→ Work required:
Filter the records below down to lines containing "sdegno".

::::

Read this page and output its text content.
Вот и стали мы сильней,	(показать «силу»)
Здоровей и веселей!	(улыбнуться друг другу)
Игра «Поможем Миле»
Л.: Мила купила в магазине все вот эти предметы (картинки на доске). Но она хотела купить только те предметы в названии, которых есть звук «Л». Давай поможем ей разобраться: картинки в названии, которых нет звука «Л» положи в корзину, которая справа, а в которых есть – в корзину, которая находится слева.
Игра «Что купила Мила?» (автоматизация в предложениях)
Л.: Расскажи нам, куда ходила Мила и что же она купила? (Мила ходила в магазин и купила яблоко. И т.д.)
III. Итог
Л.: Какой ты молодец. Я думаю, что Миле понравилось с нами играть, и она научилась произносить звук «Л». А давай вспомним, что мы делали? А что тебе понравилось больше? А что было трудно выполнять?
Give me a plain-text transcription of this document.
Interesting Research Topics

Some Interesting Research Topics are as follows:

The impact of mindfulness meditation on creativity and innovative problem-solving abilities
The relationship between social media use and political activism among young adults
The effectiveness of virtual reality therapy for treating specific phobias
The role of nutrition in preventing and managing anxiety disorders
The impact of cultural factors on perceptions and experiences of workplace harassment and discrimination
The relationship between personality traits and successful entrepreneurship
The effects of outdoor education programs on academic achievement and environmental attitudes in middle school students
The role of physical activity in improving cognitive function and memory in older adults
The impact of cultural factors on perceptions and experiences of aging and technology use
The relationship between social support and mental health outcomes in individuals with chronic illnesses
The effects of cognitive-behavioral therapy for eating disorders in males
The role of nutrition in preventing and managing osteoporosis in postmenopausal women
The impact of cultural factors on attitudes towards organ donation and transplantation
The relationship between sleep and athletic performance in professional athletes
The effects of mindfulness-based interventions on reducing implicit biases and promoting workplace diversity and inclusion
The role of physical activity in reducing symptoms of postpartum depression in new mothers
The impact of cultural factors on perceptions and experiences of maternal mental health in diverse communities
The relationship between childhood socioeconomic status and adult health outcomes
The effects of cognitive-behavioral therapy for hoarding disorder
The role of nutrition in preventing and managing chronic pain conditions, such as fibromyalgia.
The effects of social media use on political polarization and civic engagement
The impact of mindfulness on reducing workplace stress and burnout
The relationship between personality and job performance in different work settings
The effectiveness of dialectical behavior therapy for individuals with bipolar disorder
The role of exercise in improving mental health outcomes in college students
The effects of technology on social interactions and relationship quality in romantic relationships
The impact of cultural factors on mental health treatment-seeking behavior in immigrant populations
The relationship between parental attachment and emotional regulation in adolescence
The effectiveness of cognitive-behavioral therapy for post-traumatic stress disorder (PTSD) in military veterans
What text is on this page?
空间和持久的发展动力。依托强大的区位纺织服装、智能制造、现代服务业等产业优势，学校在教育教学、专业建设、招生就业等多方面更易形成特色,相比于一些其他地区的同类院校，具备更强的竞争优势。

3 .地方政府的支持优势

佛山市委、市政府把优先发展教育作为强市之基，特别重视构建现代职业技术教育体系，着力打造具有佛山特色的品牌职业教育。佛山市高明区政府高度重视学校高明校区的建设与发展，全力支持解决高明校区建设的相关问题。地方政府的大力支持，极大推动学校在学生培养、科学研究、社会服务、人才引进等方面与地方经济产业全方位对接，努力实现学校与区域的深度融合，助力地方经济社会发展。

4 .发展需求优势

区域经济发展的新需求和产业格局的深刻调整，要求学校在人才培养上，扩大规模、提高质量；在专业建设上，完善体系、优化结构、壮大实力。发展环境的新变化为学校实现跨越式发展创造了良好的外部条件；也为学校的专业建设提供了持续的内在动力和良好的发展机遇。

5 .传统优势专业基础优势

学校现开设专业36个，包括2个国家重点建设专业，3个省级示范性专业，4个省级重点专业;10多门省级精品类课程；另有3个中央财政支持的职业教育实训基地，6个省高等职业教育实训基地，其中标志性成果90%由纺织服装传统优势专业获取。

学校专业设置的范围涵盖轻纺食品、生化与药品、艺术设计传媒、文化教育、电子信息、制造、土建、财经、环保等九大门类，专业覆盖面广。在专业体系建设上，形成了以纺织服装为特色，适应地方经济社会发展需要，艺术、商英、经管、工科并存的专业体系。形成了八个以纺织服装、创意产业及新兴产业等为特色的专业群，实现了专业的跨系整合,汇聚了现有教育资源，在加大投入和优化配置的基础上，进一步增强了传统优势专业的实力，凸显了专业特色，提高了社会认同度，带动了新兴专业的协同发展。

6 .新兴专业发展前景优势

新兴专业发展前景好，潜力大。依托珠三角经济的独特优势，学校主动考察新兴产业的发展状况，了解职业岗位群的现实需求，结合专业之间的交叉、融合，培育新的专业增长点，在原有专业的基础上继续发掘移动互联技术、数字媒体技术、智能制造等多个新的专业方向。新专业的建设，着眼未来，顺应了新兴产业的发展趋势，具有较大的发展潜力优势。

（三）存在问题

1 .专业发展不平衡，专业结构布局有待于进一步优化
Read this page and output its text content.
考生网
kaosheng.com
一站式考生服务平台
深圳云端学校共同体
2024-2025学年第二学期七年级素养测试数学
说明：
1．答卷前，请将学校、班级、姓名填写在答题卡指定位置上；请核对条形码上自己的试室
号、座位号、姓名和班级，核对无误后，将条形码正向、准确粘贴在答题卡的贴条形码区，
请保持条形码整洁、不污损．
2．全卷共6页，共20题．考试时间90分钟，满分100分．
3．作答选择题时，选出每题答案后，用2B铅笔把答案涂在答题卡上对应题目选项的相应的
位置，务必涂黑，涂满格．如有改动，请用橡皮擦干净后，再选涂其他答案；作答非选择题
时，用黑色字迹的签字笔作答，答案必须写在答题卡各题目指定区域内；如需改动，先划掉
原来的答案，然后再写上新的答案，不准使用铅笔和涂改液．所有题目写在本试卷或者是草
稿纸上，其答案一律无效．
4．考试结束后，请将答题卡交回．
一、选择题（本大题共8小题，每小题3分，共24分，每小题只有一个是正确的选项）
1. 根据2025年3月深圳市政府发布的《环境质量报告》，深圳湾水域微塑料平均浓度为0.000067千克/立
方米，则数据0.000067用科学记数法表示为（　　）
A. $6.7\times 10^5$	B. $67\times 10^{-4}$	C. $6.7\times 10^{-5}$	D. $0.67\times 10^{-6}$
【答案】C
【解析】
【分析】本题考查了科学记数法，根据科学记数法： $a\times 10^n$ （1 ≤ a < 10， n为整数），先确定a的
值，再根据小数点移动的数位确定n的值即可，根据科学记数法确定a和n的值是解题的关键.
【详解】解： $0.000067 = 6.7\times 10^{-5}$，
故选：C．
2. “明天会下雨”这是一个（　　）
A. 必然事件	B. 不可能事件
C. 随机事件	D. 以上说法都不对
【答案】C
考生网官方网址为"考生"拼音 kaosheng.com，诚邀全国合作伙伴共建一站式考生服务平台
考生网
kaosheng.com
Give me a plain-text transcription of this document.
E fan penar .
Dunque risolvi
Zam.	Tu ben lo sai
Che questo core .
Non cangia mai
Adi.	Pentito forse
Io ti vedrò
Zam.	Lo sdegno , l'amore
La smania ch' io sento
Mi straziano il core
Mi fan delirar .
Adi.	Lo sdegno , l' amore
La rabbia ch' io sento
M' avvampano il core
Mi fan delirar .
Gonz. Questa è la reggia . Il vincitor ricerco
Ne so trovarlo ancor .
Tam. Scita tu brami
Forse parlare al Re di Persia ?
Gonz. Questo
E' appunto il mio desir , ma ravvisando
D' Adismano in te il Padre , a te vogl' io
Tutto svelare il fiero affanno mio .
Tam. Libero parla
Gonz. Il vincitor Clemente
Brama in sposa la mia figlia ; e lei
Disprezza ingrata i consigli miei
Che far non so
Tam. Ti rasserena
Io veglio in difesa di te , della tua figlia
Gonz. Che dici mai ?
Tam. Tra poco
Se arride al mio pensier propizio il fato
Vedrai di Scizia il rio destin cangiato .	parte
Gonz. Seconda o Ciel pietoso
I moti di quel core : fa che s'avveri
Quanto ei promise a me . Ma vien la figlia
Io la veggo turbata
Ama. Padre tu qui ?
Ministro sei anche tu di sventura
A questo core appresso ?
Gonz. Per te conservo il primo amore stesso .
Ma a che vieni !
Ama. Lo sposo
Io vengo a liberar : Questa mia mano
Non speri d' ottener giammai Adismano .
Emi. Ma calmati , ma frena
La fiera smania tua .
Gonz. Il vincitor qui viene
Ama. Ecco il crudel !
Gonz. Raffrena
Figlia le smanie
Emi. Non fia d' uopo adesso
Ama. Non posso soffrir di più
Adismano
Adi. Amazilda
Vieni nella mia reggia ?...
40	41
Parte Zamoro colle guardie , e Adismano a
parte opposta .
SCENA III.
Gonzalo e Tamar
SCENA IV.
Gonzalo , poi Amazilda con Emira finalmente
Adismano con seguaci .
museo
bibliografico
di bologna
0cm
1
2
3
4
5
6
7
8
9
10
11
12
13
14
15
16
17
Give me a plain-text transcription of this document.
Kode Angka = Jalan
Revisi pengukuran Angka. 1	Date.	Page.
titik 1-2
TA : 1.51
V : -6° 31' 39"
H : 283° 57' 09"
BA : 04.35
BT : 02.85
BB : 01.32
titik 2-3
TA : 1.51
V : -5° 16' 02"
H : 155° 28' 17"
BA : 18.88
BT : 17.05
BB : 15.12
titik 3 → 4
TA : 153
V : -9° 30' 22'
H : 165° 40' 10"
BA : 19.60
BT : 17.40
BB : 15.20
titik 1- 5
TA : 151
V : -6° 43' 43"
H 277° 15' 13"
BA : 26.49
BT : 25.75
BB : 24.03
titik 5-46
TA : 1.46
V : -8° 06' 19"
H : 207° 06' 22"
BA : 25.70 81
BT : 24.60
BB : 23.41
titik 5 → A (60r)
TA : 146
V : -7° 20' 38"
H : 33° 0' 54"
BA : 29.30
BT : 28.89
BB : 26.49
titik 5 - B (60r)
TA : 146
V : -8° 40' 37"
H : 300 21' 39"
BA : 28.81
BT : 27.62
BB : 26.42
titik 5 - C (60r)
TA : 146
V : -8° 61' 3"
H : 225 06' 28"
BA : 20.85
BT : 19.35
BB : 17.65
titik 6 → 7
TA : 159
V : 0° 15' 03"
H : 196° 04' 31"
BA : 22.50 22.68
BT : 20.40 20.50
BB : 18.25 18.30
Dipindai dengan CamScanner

::::

→ Exercise result:
Zam.	Lo sdegno , l'amore
Adi.	Lo sdegno , l' amore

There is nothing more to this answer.